**Exercise instructions**
Set down the data below without change, skipping the pictures it holds.

**Recorded data**
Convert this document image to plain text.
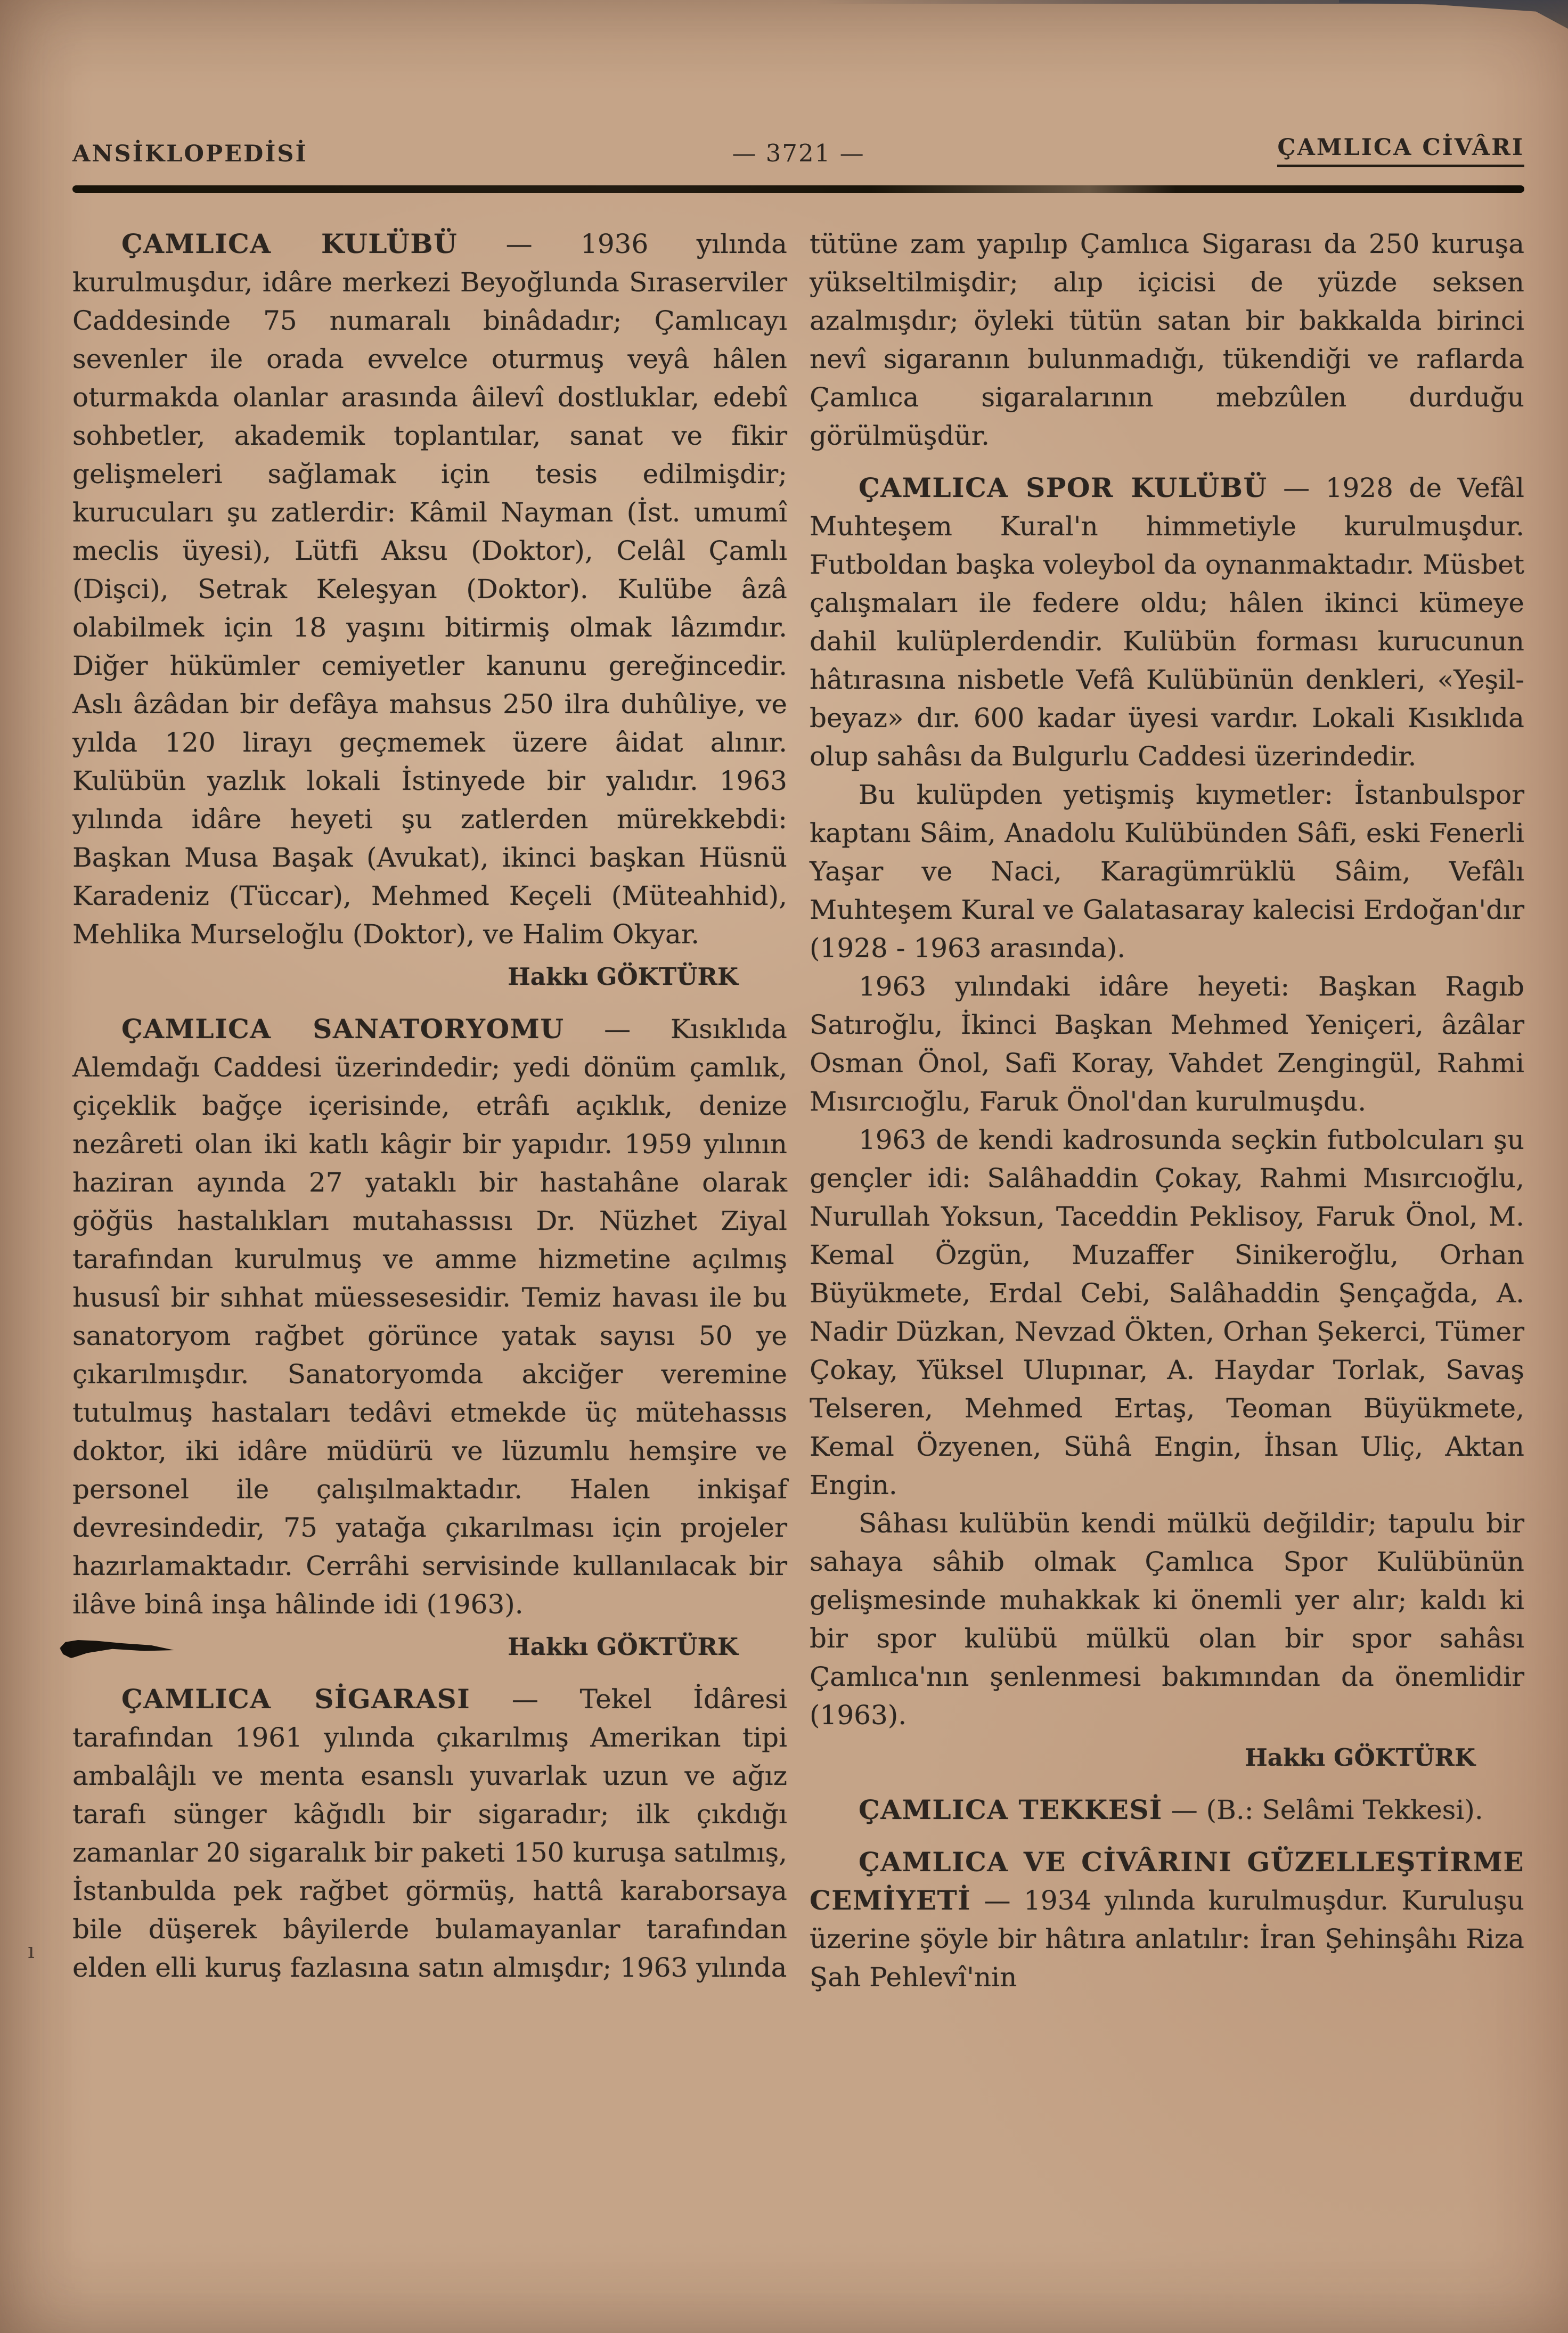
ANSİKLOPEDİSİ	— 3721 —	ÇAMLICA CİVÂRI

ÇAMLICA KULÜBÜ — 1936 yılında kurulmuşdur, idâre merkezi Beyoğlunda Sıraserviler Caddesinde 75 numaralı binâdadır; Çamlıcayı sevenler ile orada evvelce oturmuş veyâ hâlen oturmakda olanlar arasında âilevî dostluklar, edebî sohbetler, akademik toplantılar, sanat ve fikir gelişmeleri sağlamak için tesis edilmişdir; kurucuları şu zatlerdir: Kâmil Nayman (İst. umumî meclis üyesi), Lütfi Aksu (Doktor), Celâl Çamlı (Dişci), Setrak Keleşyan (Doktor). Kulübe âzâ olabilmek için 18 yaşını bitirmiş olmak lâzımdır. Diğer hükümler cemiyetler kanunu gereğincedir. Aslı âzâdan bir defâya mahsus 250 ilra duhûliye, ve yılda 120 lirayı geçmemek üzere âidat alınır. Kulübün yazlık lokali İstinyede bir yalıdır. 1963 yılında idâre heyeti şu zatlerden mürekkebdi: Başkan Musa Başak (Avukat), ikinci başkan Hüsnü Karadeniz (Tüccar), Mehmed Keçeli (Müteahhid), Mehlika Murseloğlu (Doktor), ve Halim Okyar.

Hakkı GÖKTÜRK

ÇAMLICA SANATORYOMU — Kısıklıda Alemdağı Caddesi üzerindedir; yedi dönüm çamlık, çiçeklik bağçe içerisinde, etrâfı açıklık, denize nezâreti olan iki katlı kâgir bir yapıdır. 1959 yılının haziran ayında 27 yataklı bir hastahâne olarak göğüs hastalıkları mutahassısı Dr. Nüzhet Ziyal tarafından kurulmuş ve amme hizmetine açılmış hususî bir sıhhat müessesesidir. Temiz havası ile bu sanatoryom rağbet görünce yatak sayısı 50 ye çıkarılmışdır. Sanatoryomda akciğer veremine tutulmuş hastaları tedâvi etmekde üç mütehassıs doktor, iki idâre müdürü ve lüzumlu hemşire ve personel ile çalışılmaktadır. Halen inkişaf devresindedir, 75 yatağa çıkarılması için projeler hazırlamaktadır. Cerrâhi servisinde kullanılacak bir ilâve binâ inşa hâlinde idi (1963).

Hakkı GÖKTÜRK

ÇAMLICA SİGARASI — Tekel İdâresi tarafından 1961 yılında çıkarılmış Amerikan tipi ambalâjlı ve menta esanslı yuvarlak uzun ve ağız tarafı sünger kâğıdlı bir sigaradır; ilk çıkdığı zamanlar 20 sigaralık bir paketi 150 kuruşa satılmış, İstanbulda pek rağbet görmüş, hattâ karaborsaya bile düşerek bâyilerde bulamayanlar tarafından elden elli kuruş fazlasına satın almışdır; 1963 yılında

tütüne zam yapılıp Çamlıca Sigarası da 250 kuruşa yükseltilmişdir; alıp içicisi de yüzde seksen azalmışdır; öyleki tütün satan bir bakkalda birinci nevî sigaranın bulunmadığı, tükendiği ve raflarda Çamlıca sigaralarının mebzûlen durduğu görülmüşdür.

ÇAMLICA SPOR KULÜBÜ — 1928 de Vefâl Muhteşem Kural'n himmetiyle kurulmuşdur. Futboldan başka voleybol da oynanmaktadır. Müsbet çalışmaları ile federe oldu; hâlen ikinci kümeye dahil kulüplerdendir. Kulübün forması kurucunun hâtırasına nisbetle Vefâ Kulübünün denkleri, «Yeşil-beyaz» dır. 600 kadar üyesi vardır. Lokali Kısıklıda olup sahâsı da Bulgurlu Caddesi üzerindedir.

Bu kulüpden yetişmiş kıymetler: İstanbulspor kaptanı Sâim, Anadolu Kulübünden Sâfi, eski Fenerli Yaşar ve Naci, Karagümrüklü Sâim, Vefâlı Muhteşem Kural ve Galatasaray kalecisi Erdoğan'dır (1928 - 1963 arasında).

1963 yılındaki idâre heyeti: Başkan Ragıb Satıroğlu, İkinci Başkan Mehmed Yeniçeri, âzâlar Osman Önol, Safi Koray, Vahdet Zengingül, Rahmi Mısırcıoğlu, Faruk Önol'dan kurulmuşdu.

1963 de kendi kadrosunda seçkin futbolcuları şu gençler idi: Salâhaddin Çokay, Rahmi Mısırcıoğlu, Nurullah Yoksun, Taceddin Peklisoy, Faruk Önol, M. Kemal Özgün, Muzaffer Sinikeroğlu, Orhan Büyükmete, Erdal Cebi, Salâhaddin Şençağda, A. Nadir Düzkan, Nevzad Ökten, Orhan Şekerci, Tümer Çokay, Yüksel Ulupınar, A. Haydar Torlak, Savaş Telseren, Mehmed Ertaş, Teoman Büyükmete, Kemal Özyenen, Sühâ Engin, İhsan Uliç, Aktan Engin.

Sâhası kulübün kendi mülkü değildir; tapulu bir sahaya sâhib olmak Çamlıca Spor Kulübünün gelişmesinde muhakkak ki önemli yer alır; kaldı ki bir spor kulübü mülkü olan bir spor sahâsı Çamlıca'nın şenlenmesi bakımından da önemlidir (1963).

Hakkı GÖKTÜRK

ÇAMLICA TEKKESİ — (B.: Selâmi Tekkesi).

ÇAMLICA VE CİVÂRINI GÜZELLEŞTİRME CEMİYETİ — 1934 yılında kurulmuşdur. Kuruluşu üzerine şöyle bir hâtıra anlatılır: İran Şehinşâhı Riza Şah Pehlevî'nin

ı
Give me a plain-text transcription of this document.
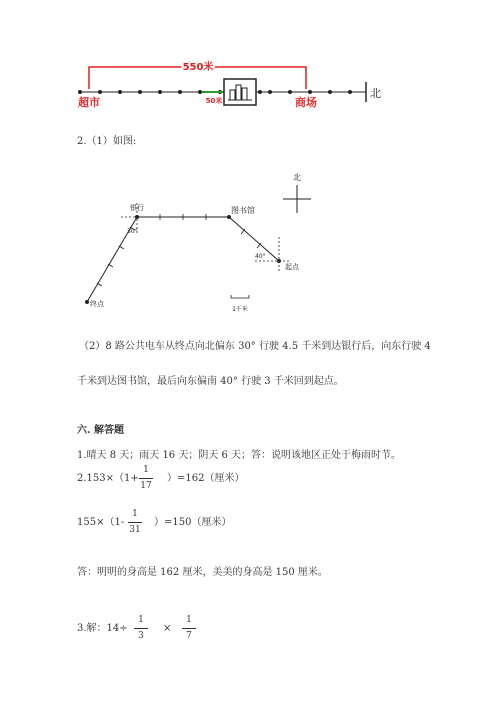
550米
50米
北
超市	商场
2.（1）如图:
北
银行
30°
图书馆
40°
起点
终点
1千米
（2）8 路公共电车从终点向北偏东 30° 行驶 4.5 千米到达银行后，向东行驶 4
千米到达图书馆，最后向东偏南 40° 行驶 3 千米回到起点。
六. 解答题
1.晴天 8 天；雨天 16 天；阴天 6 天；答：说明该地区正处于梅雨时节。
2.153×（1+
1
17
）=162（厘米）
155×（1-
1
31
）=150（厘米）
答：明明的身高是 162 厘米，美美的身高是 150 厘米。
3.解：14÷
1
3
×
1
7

**Output**
Convert this document image to plain text.
ANSİKLOPEDİSİ	— 3721 —	ÇAMLICA CİVÂRI

ÇAMLICA KULÜBÜ — 1936 yılında kurulmuşdur, idâre merkezi Beyoğlunda Sıraserviler Caddesinde 75 numaralı binâdadır; Çamlıcayı sevenler ile orada evvelce oturmuş veyâ hâlen oturmakda olanlar arasında âilevî dostluklar, edebî sohbetler, akademik toplantılar, sanat ve fikir gelişmeleri sağlamak için tesis edilmişdir; kurucuları şu zatlerdir: Kâmil Nayman (İst. umumî meclis üyesi), Lütfi Aksu (Doktor), Celâl Çamlı (Dişci), Setrak Keleşyan (Doktor). Kulübe âzâ olabilmek için 18 yaşını bitirmiş olmak lâzımdır. Diğer hükümler cemiyetler kanunu gereğincedir. Aslı âzâdan bir defâya mahsus 250 ilra duhûliye, ve yılda 120 lirayı geçmemek üzere âidat alınır. Kulübün yazlık lokali İstinyede bir yalıdır. 1963 yılında idâre heyeti şu zatlerden mürekkebdi: Başkan Musa Başak (Avukat), ikinci başkan Hüsnü Karadeniz (Tüccar), Mehmed Keçeli (Müteahhid), Mehlika Murseloğlu (Doktor), ve Halim Okyar.

Hakkı GÖKTÜRK

ÇAMLICA SANATORYOMU — Kısıklıda Alemdağı Caddesi üzerindedir; yedi dönüm çamlık, çiçeklik bağçe içerisinde, etrâfı açıklık, denize nezâreti olan iki katlı kâgir bir yapıdır. 1959 yılının haziran ayında 27 yataklı bir hastahâne olarak göğüs hastalıkları mutahassısı Dr. Nüzhet Ziyal tarafından kurulmuş ve amme hizmetine açılmış hususî bir sıhhat müessesesidir. Temiz havası ile bu sanatoryom rağbet görünce yatak sayısı 50 ye çıkarılmışdır. Sanatoryomda akciğer veremine tutulmuş hastaları tedâvi etmekde üç mütehassıs doktor, iki idâre müdürü ve lüzumlu hemşire ve personel ile çalışılmaktadır. Halen inkişaf devresindedir, 75 yatağa çıkarılması için projeler hazırlamaktadır. Cerrâhi servisinde kullanılacak bir ilâve binâ inşa hâlinde idi (1963).

Hakkı GÖKTÜRK

ÇAMLICA SİGARASI — Tekel İdâresi tarafından 1961 yılında çıkarılmış Amerikan tipi ambalâjlı ve menta esanslı yuvarlak uzun ve ağız tarafı sünger kâğıdlı bir sigaradır; ilk çıkdığı zamanlar 20 sigaralık bir paketi 150 kuruşa satılmış, İstanbulda pek rağbet görmüş, hattâ karaborsaya bile düşerek bâyilerde bulamayanlar tarafından elden elli kuruş fazlasına satın almışdır; 1963 yılında

tütüne zam yapılıp Çamlıca Sigarası da 250 kuruşa yükseltilmişdir; alıp içicisi de yüzde seksen azalmışdır; öyleki tütün satan bir bakkalda birinci nevî sigaranın bulunmadığı, tükendiği ve raflarda Çamlıca sigaralarının mebzûlen durduğu görülmüşdür.

ÇAMLICA SPOR KULÜBÜ — 1928 de Vefâl Muhteşem Kural'n himmetiyle kurulmuşdur. Futboldan başka voleybol da oynanmaktadır. Müsbet çalışmaları ile federe oldu; hâlen ikinci kümeye dahil kulüplerdendir. Kulübün forması kurucunun hâtırasına nisbetle Vefâ Kulübünün denkleri, «Yeşil-beyaz» dır. 600 kadar üyesi vardır. Lokali Kısıklıda olup sahâsı da Bulgurlu Caddesi üzerindedir.

Bu kulüpden yetişmiş kıymetler: İstanbulspor kaptanı Sâim, Anadolu Kulübünden Sâfi, eski Fenerli Yaşar ve Naci, Karagümrüklü Sâim, Vefâlı Muhteşem Kural ve Galatasaray kalecisi Erdoğan'dır (1928 - 1963 arasında).

1963 yılındaki idâre heyeti: Başkan Ragıb Satıroğlu, İkinci Başkan Mehmed Yeniçeri, âzâlar Osman Önol, Safi Koray, Vahdet Zengingül, Rahmi Mısırcıoğlu, Faruk Önol'dan kurulmuşdu.

1963 de kendi kadrosunda seçkin futbolcuları şu gençler idi: Salâhaddin Çokay, Rahmi Mısırcıoğlu, Nurullah Yoksun, Taceddin Peklisoy, Faruk Önol, M. Kemal Özgün, Muzaffer Sinikeroğlu, Orhan Büyükmete, Erdal Cebi, Salâhaddin Şençağda, A. Nadir Düzkan, Nevzad Ökten, Orhan Şekerci, Tümer Çokay, Yüksel Ulupınar, A. Haydar Torlak, Savaş Telseren, Mehmed Ertaş, Teoman Büyükmete, Kemal Özyenen, Sühâ Engin, İhsan Uliç, Aktan Engin.

Sâhası kulübün kendi mülkü değildir; tapulu bir sahaya sâhib olmak Çamlıca Spor Kulübünün gelişmesinde muhakkak ki önemli yer alır; kaldı ki bir spor kulübü mülkü olan bir spor sahâsı Çamlıca'nın şenlenmesi bakımından da önemlidir (1963).

Hakkı GÖKTÜRK

ÇAMLICA TEKKESİ — (B.: Selâmi Tekkesi).

ÇAMLICA VE CİVÂRINI GÜZELLEŞTİRME CEMİYETİ — 1934 yılında kurulmuşdur. Kuruluşu üzerine şöyle bir hâtıra anlatılır: İran Şehinşâhı Riza Şah Pehlevî'nin

ı
Give me a plain-text transcription of this document.
550米
50米
北
超市	商场
2.（1）如图:
北
银行
30°
图书馆
40°
起点
终点
1千米
（2）8 路公共电车从终点向北偏东 30° 行驶 4.5 千米到达银行后，向东行驶 4
千米到达图书馆，最后向东偏南 40° 行驶 3 千米回到起点。
六. 解答题
1.晴天 8 天；雨天 16 天；阴天 6 天；答：说明该地区正处于梅雨时节。
2.153×（1+
1
17
）=162（厘米）
155×（1-
1
31
）=150（厘米）
答：明明的身高是 162 厘米，美美的身高是 150 厘米。
3.解：14÷
1
3
×
1
7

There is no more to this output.